Could you copy every line from the material below in which "state" appears?

Stored records
+===+
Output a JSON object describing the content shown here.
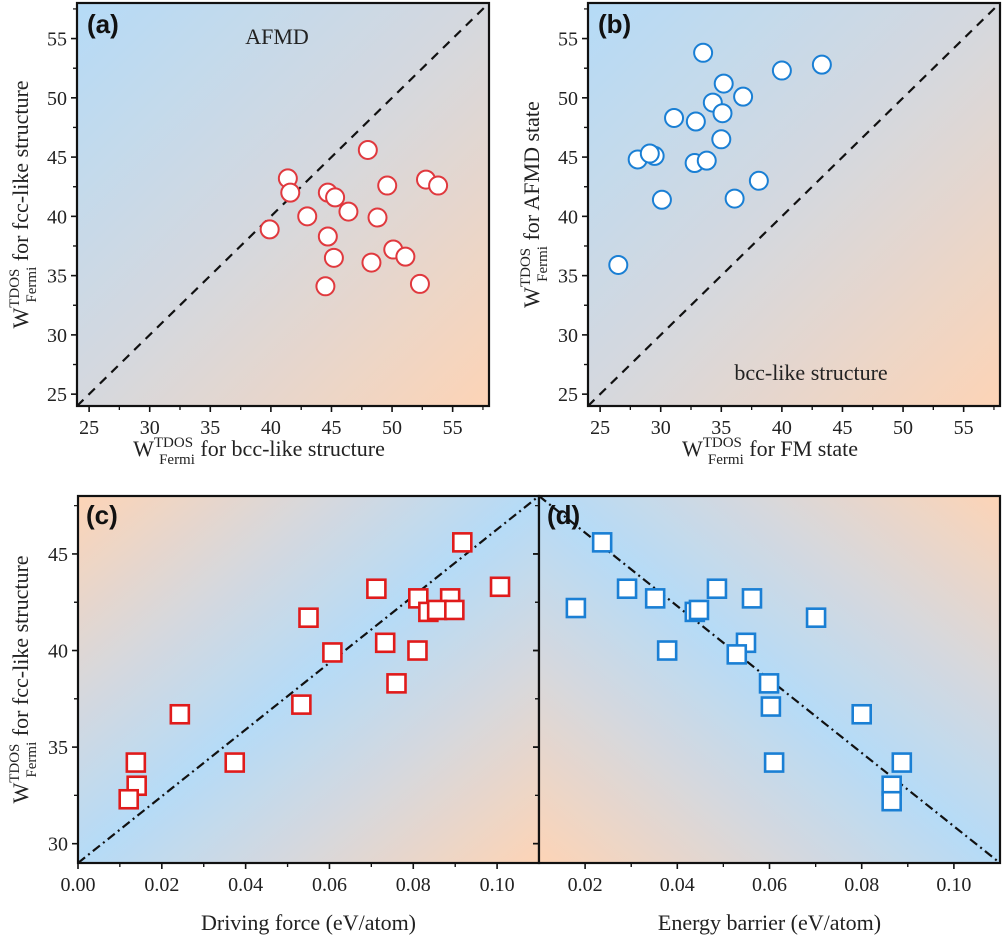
{
  "chart_data": [
    {
      "id": "a",
      "type": "scatter",
      "panel_label": "(a)",
      "annotation": "AFMD",
      "annotation_position": "top-center",
      "title": "",
      "xlabel": {
        "main": "W",
        "sup": "TDOS",
        "sub": "Fermi",
        "rest": " for bcc-like structure"
      },
      "ylabel": {
        "main": "W",
        "sup": "TDOS",
        "sub": "Fermi",
        "rest": " for fcc-like structure"
      },
      "xlim": [
        24,
        58
      ],
      "ylim": [
        24,
        58
      ],
      "xticks": [
        25,
        30,
        35,
        40,
        45,
        50,
        55
      ],
      "yticks": [
        25,
        30,
        35,
        40,
        45,
        50,
        55
      ],
      "xtick_labels": [
        "25",
        "30",
        "35",
        "40",
        "45",
        "50",
        "55"
      ],
      "ytick_labels": [
        "25",
        "30",
        "35",
        "40",
        "45",
        "50",
        "55"
      ],
      "marker": "circle",
      "marker_color": "#e0393e",
      "background": "diagonal-gradient-blue-top-left-orange-bottom-right",
      "reference_line": {
        "style": "dashed",
        "from": [
          24,
          24
        ],
        "to": [
          58,
          58
        ]
      },
      "points": [
        [
          48.0,
          45.6
        ],
        [
          41.4,
          43.2
        ],
        [
          41.6,
          42.0
        ],
        [
          44.7,
          42.0
        ],
        [
          45.3,
          41.6
        ],
        [
          49.6,
          42.6
        ],
        [
          52.8,
          43.1
        ],
        [
          53.8,
          42.6
        ],
        [
          46.4,
          40.4
        ],
        [
          43.0,
          40.0
        ],
        [
          48.8,
          39.9
        ],
        [
          39.9,
          38.9
        ],
        [
          44.7,
          38.3
        ],
        [
          45.2,
          36.5
        ],
        [
          50.1,
          37.2
        ],
        [
          51.1,
          36.6
        ],
        [
          48.3,
          36.1
        ],
        [
          44.5,
          34.1
        ],
        [
          52.3,
          34.3
        ]
      ]
    },
    {
      "id": "b",
      "type": "scatter",
      "panel_label": "(b)",
      "annotation": "bcc-like structure",
      "annotation_position": "bottom-right",
      "title": "",
      "xlabel": {
        "main": "W",
        "sup": "TDOS",
        "sub": "Fermi",
        "rest": " for FM state"
      },
      "ylabel": {
        "main": "W",
        "sup": "TDOS",
        "sub": "Fermi",
        "rest": " for AFMD state"
      },
      "xlim": [
        24,
        58
      ],
      "ylim": [
        24,
        58
      ],
      "xticks": [
        25,
        30,
        35,
        40,
        45,
        50,
        55
      ],
      "yticks": [
        25,
        30,
        35,
        40,
        45,
        50,
        55
      ],
      "xtick_labels": [
        "25",
        "30",
        "35",
        "40",
        "45",
        "50",
        "55"
      ],
      "ytick_labels": [
        "25",
        "30",
        "35",
        "40",
        "45",
        "50",
        "55"
      ],
      "marker": "circle",
      "marker_color": "#1a7fd4",
      "background": "diagonal-gradient-blue-top-left-orange-bottom-right",
      "reference_line": {
        "style": "dashed",
        "from": [
          24,
          24
        ],
        "to": [
          58,
          58
        ]
      },
      "points": [
        [
          33.5,
          53.8
        ],
        [
          40.0,
          52.3
        ],
        [
          43.3,
          52.8
        ],
        [
          35.2,
          51.2
        ],
        [
          36.8,
          50.1
        ],
        [
          34.3,
          49.6
        ],
        [
          35.1,
          48.7
        ],
        [
          31.1,
          48.3
        ],
        [
          32.9,
          48.0
        ],
        [
          35.0,
          46.5
        ],
        [
          28.1,
          44.8
        ],
        [
          29.5,
          45.1
        ],
        [
          29.1,
          45.3
        ],
        [
          32.8,
          44.5
        ],
        [
          33.8,
          44.7
        ],
        [
          38.1,
          43.0
        ],
        [
          36.1,
          41.5
        ],
        [
          30.1,
          41.4
        ],
        [
          26.5,
          35.9
        ]
      ]
    },
    {
      "id": "c",
      "type": "scatter",
      "panel_label": "(c)",
      "annotation": "",
      "title": "",
      "xlabel": {
        "main": "Driving force (eV/atom)"
      },
      "ylabel": {
        "main": "W",
        "sup": "TDOS",
        "sub": "Fermi",
        "rest": " for fcc-like  structure"
      },
      "xlim": [
        0.0,
        0.11
      ],
      "ylim": [
        29,
        48
      ],
      "xticks": [
        0.0,
        0.02,
        0.04,
        0.06,
        0.08,
        0.1
      ],
      "yticks": [
        30,
        35,
        40,
        45
      ],
      "xtick_labels": [
        "0.00",
        "0.02",
        "0.04",
        "0.06",
        "0.08",
        "0.10"
      ],
      "ytick_labels": [
        "30",
        "35",
        "40",
        "45"
      ],
      "marker": "square",
      "marker_color": "#e01b1b",
      "background": "band-gradient-blue-along-rising-diagonal-orange-corners",
      "reference_line": {
        "style": "dash-dot",
        "from": [
          0.0,
          29.0
        ],
        "to": [
          0.11,
          48.0
        ]
      },
      "points": [
        [
          0.0917,
          45.6
        ],
        [
          0.0712,
          43.2
        ],
        [
          0.1007,
          43.3
        ],
        [
          0.0812,
          42.7
        ],
        [
          0.0888,
          42.7
        ],
        [
          0.0836,
          42.0
        ],
        [
          0.0857,
          42.1
        ],
        [
          0.0898,
          42.1
        ],
        [
          0.055,
          41.7
        ],
        [
          0.0607,
          39.9
        ],
        [
          0.0733,
          40.4
        ],
        [
          0.081,
          40.0
        ],
        [
          0.076,
          38.3
        ],
        [
          0.0243,
          36.7
        ],
        [
          0.0533,
          37.2
        ],
        [
          0.0138,
          34.2
        ],
        [
          0.0374,
          34.2
        ],
        [
          0.014,
          33.0
        ],
        [
          0.0121,
          32.3
        ]
      ]
    },
    {
      "id": "d",
      "type": "scatter",
      "panel_label": "(d)",
      "annotation": "",
      "title": "",
      "xlabel": {
        "main": "Energy barrier (eV/atom)"
      },
      "ylabel": null,
      "xlim": [
        0.01,
        0.11
      ],
      "ylim": [
        29,
        48
      ],
      "xticks": [
        0.02,
        0.04,
        0.06,
        0.08,
        0.1
      ],
      "yticks": [
        30,
        35,
        40,
        45
      ],
      "xtick_labels": [
        "0.02",
        "0.04",
        "0.06",
        "0.08",
        "0.10"
      ],
      "ytick_labels": [],
      "marker": "square",
      "marker_color": "#1a7fd4",
      "background": "band-gradient-blue-along-falling-diagonal-orange-corners",
      "reference_line": {
        "style": "dash-dot",
        "from": [
          0.01,
          48.0
        ],
        "to": [
          0.11,
          29.0
        ]
      },
      "points": [
        [
          0.0237,
          45.6
        ],
        [
          0.0291,
          43.2
        ],
        [
          0.0486,
          43.2
        ],
        [
          0.0352,
          42.7
        ],
        [
          0.0562,
          42.7
        ],
        [
          0.018,
          42.2
        ],
        [
          0.0438,
          42.0
        ],
        [
          0.0447,
          42.1
        ],
        [
          0.0701,
          41.7
        ],
        [
          0.0549,
          40.4
        ],
        [
          0.0529,
          39.8
        ],
        [
          0.0378,
          40.0
        ],
        [
          0.0599,
          38.3
        ],
        [
          0.0603,
          37.1
        ],
        [
          0.08,
          36.7
        ],
        [
          0.061,
          34.2
        ],
        [
          0.0887,
          34.2
        ],
        [
          0.0865,
          33.0
        ],
        [
          0.0865,
          32.2
        ]
      ]
    }
  ],
  "colors": {
    "gradient_blue": "#b5dbf7",
    "gradient_gray": "#d5d8de",
    "gradient_orange": "#fdd4b6",
    "axis": "#111111",
    "marker_fill": "#ffffff"
  }
}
+===+
● TASK ANSWER:
        "rest": " for FM state"
        "rest": " for AFMD state"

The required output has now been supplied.